> **Exercise**: Pull out every line with the word "promover".
===== Excerpted records =====
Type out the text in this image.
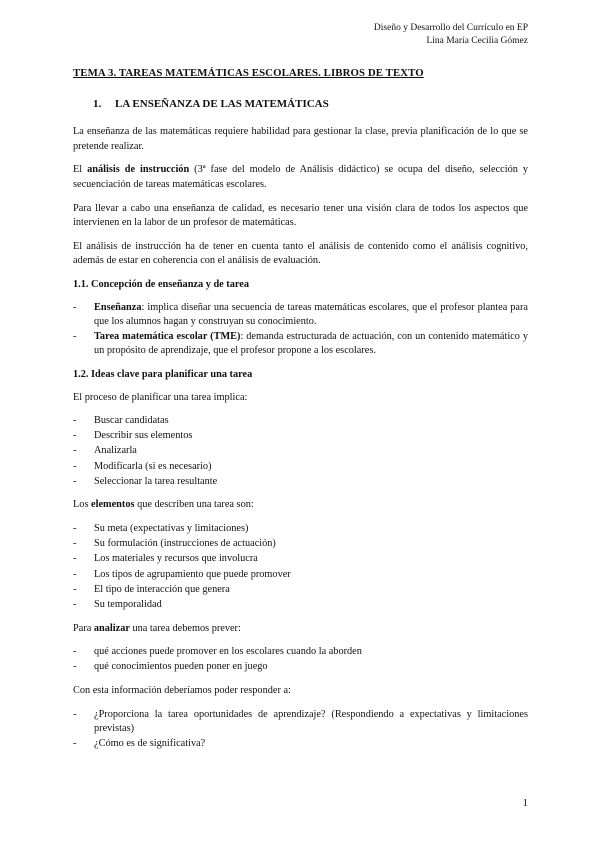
Diseño y Desarrollo del Currículo en EP
Lina María Cecilia Gómez
TEMA 3. TAREAS MATEMÁTICAS ESCOLARES. LIBROS DE TEXTO
1. LA ENSEÑANZA DE LAS MATEMÁTICAS

La enseñanza de las matemáticas requiere habilidad para gestionar la clase, previa planificación de lo que se pretende realizar.

El análisis de instrucción (3ª fase del modelo de Análisis didáctico) se ocupa del diseño, selección y secuenciación de tareas matemáticas escolares.

Para llevar a cabo una enseñanza de calidad, es necesario tener una visión clara de todos los aspectos que intervienen en la labor de un profesor de matemáticas.

El análisis de instrucción ha de tener en cuenta tanto el análisis de contenido como el análisis cognitivo, además de estar en coherencia con el análisis de evaluación.

1.1. Concepción de enseñanza y de tarea
- Enseñanza: implica diseñar una secuencia de tareas matemáticas escolares, que el profesor plantea para que los alumnos hagan y construyan su conocimiento.
- Tarea matemática escolar (TME): demanda estructurada de actuación, con un contenido matemático y un propósito de aprendizaje, que el profesor propone a los escolares.
1.2. Ideas clave para planificar una tarea

El proceso de planificar una tarea implica:

- Buscar candidatas
- Describir sus elementos
- Analizarla
- Modificarla (si es necesario)
- Seleccionar la tarea resultante

Los elementos que describen una tarea son:

- Su meta (expectativas y limitaciones)
- Su formulación (instrucciones de actuación)
- Los materiales y recursos que involucra
- Los tipos de agrupamiento que puede promover
- El tipo de interacción que genera
- Su temporalidad

Para analizar una tarea debemos prever:

- qué acciones puede promover en los escolares cuando la aborden
- qué conocimientos pueden poner en juego

Con esta información deberíamos poder responder a:

- ¿Proporciona la tarea oportunidades de aprendizaje? (Respondiendo a expectativas y limitaciones previstas)
- ¿Cómo es de significativa?
1
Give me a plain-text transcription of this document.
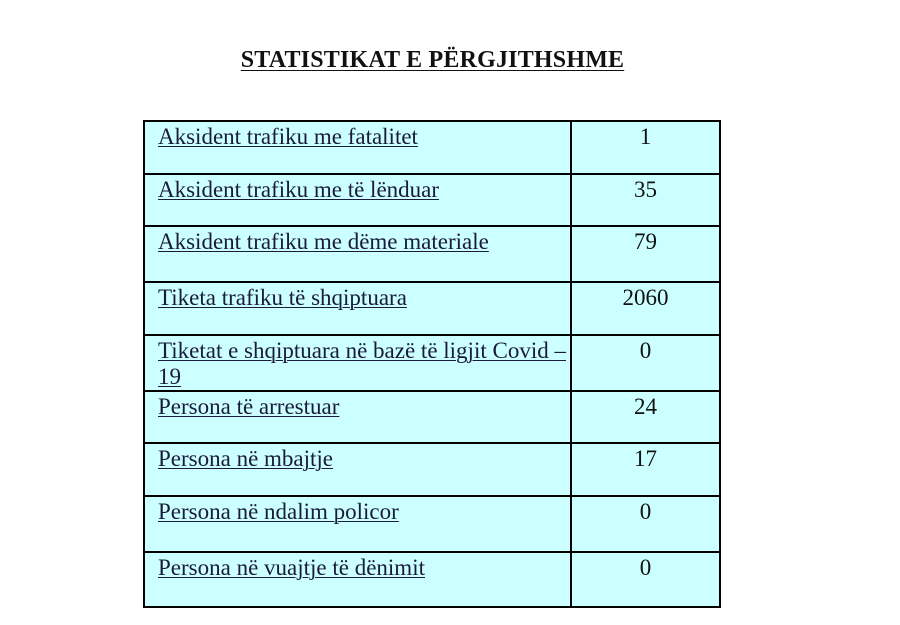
STATISTIKAT E PËRGJITHSHME
Aksident trafiku me fatalitet	1
Aksident trafiku me të lënduar	35
Aksident trafiku me dëme materiale	79
Tiketa trafiku të shqiptuara	2060
Tiketat e shqiptuara në bazë të ligjit Covid – 19	0
Persona të arrestuar	24
Persona në mbajtje	17
Persona në ndalim policor	0
Persona në vuajtje të dënimit	0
=====
> **Result of the exercise**:
- Los tipos de agrupamiento que puede promover
- qué acciones puede promover en los escolares cuando la aborden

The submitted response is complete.